(Dataset excerpt)
— START —

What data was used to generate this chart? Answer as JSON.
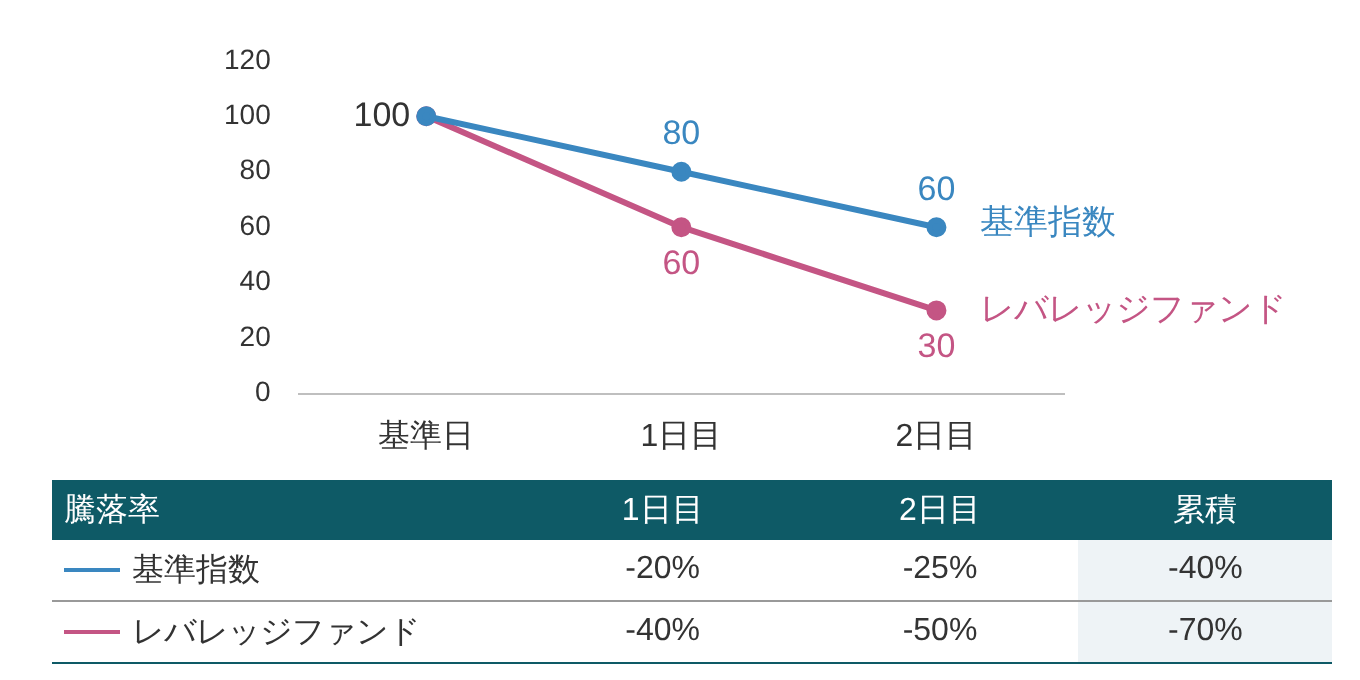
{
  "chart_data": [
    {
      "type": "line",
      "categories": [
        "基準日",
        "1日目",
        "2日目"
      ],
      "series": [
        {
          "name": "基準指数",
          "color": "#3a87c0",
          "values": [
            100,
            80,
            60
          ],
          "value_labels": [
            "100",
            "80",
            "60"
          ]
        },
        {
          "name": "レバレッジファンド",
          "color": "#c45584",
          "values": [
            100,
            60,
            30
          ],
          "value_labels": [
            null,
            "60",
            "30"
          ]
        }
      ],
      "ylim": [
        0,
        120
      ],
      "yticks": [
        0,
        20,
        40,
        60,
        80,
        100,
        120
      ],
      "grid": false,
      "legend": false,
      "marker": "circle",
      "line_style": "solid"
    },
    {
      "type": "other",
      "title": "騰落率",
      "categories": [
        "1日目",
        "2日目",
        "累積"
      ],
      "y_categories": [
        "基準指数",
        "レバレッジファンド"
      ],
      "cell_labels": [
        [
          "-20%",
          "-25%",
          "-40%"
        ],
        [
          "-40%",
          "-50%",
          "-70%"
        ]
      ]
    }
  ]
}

— END —

[TASK REQUIREMENTS]
Go through the listing above and quote it exactly, apart from its images.

[EXPECTED ANSWER]
What data was used to generate this chart? Answer as JSON.
{
  "chart_data": [
    {
      "type": "line",
      "categories": [
        "基準日",
        "1日目",
        "2日目"
      ],
      "series": [
        {
          "name": "基準指数",
          "color": "#3a87c0",
          "values": [
            100,
            80,
            60
          ],
          "value_labels": [
            "100",
            "80",
            "60"
          ]
        },
        {
          "name": "レバレッジファンド",
          "color": "#c45584",
          "values": [
            100,
            60,
            30
          ],
          "value_labels": [
            null,
            "60",
            "30"
          ]
        }
      ],
      "ylim": [
        0,
        120
      ],
      "yticks": [
        0,
        20,
        40,
        60,
        80,
        100,
        120
      ],
      "grid": false,
      "legend": false,
      "marker": "circle",
      "line_style": "solid"
    },
    {
      "type": "other",
      "title": "騰落率",
      "categories": [
        "1日目",
        "2日目",
        "累積"
      ],
      "y_categories": [
        "基準指数",
        "レバレッジファンド"
      ],
      "cell_labels": [
        [
          "-20%",
          "-25%",
          "-40%"
        ],
        [
          "-40%",
          "-50%",
          "-70%"
        ]
      ]
    }
  ]
}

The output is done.